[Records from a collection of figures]
<<<<
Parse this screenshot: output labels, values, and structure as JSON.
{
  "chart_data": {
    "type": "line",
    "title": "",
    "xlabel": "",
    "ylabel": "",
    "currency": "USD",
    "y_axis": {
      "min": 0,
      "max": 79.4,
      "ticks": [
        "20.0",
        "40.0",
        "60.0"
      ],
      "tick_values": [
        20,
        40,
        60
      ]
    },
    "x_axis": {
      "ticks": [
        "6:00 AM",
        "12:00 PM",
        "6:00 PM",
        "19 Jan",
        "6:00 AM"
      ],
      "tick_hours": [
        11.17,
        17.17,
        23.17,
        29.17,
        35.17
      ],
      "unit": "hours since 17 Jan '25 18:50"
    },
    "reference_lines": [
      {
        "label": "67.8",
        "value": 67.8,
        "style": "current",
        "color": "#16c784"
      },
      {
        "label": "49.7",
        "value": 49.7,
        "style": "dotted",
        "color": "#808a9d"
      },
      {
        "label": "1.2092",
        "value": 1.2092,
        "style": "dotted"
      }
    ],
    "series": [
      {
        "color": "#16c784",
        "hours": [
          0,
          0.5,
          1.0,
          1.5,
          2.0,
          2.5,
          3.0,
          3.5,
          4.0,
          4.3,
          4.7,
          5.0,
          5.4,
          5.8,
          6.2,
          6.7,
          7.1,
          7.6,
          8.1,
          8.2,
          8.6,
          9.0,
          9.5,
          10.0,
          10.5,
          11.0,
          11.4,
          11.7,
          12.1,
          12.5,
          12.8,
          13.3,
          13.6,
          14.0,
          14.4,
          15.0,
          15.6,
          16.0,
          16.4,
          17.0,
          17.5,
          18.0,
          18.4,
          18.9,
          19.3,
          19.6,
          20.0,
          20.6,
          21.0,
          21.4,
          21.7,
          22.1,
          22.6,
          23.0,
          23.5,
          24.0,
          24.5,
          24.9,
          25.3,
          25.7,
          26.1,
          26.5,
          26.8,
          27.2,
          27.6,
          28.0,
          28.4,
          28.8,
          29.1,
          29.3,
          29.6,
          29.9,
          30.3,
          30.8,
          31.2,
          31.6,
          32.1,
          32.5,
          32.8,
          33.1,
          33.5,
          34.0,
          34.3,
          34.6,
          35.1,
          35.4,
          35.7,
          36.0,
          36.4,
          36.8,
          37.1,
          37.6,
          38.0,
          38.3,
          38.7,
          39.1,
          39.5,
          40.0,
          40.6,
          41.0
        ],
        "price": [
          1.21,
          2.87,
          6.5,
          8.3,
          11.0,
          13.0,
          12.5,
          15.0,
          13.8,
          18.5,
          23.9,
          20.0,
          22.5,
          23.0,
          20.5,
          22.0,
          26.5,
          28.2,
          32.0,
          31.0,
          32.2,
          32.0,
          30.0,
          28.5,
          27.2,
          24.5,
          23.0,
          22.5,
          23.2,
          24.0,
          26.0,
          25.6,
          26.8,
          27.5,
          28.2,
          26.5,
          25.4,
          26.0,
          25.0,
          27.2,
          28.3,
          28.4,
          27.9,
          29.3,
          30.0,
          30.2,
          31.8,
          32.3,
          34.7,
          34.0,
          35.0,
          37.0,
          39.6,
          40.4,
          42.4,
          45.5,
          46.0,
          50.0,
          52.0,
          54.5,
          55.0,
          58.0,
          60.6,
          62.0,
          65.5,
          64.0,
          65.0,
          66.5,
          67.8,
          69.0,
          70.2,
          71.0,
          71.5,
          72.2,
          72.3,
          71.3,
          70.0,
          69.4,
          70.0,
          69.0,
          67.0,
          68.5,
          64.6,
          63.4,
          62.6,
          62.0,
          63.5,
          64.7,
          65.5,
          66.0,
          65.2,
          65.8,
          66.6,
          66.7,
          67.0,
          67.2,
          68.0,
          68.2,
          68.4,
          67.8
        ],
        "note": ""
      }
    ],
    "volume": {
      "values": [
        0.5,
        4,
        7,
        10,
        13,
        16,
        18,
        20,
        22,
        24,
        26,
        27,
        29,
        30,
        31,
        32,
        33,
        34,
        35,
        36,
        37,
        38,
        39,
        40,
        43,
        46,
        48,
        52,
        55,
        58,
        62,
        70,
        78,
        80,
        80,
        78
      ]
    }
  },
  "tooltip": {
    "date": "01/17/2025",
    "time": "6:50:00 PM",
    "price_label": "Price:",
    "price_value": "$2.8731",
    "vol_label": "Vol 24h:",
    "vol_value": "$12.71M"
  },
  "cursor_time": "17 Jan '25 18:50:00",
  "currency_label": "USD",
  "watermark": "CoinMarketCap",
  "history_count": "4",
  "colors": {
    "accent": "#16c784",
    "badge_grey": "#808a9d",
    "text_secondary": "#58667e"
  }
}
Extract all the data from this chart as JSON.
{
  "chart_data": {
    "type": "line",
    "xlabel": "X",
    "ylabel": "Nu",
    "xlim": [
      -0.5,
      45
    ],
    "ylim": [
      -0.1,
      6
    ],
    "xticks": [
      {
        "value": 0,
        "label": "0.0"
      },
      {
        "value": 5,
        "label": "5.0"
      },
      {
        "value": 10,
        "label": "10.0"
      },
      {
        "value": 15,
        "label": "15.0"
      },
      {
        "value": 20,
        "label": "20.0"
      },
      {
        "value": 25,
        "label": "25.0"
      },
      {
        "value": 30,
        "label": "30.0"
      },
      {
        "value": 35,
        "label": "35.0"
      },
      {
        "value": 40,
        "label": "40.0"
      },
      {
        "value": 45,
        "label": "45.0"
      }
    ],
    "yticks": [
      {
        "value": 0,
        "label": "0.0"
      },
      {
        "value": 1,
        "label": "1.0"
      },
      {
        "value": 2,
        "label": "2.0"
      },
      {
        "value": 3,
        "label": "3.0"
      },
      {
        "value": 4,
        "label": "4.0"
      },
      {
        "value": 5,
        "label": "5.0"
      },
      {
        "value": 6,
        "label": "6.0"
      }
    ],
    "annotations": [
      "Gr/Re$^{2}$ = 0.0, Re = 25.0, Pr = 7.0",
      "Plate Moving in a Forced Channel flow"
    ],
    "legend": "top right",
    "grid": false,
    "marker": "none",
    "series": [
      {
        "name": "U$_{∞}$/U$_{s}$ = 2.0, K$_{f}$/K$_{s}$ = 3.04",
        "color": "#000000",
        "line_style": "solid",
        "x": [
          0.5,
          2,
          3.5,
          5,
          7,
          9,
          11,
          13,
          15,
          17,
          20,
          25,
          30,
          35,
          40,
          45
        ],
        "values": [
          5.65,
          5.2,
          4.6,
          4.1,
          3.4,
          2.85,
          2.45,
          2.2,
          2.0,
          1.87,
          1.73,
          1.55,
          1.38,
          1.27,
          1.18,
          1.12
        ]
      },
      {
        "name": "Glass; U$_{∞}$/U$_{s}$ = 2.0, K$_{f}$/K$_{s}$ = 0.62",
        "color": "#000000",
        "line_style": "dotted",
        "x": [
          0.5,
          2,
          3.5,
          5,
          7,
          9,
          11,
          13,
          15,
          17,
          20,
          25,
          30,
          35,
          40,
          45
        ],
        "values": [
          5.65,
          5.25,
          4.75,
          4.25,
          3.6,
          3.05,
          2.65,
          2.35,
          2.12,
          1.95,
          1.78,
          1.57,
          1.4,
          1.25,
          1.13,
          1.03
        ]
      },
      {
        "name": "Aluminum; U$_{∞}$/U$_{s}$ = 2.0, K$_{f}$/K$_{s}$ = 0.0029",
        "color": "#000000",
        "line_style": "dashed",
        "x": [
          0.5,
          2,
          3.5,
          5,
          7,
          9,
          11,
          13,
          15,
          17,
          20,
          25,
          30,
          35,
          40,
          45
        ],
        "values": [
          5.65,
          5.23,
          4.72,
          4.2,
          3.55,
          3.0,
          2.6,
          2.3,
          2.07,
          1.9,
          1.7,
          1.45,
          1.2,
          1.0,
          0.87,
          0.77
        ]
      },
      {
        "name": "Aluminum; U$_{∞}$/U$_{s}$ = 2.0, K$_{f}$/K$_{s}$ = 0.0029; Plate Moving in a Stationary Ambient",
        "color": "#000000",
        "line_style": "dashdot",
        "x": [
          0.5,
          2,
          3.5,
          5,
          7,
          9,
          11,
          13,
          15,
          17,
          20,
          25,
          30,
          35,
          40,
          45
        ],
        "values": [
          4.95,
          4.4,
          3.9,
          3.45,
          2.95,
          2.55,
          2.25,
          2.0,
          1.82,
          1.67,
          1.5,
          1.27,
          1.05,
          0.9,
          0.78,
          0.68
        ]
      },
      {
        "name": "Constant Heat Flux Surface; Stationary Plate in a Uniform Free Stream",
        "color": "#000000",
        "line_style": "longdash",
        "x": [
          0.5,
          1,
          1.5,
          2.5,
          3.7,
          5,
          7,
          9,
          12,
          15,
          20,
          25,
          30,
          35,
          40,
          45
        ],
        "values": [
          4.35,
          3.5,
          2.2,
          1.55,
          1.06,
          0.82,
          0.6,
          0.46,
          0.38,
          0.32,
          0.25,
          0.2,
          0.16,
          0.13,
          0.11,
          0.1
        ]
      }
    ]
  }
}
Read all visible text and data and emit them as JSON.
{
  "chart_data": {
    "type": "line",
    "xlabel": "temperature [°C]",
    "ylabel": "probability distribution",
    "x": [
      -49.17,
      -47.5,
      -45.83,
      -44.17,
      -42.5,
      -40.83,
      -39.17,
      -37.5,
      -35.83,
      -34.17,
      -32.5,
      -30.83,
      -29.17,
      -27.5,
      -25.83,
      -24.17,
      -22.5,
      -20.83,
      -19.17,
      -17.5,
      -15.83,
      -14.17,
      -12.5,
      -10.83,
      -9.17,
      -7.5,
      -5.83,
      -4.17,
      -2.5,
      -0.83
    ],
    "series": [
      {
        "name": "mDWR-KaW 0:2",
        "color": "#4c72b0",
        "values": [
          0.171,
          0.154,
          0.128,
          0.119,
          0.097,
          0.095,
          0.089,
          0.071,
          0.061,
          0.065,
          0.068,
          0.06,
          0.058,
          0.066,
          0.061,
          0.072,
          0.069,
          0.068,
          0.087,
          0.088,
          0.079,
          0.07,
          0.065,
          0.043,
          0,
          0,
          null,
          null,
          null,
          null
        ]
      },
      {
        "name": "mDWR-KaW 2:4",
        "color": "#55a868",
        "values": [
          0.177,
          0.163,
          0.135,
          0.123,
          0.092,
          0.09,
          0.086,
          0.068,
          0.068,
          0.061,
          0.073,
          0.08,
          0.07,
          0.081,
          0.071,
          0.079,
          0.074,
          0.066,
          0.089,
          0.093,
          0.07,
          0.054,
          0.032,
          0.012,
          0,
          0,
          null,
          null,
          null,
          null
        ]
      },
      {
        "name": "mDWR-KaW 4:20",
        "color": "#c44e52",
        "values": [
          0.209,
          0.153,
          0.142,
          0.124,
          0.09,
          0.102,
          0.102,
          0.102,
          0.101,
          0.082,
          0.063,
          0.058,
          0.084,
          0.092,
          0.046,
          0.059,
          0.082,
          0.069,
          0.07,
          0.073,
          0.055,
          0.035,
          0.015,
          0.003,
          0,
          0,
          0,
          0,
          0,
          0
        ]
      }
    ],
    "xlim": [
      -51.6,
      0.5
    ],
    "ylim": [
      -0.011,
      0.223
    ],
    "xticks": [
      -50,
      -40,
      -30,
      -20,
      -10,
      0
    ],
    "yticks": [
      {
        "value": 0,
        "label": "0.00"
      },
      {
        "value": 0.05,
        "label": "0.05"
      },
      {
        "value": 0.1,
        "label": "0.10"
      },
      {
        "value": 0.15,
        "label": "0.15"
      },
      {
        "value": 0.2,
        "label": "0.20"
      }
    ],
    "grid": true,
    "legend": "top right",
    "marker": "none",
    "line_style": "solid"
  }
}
>>>>
#### WRITTEN TASK:
Search the records above for "JSON". Copy each line where it is found.

#### EXERCISE RESULT:
Parse this screenshot: output labels, values, and structure as JSON.
Extract all the data from this chart as JSON.
Read all visible text and data and emit them as JSON.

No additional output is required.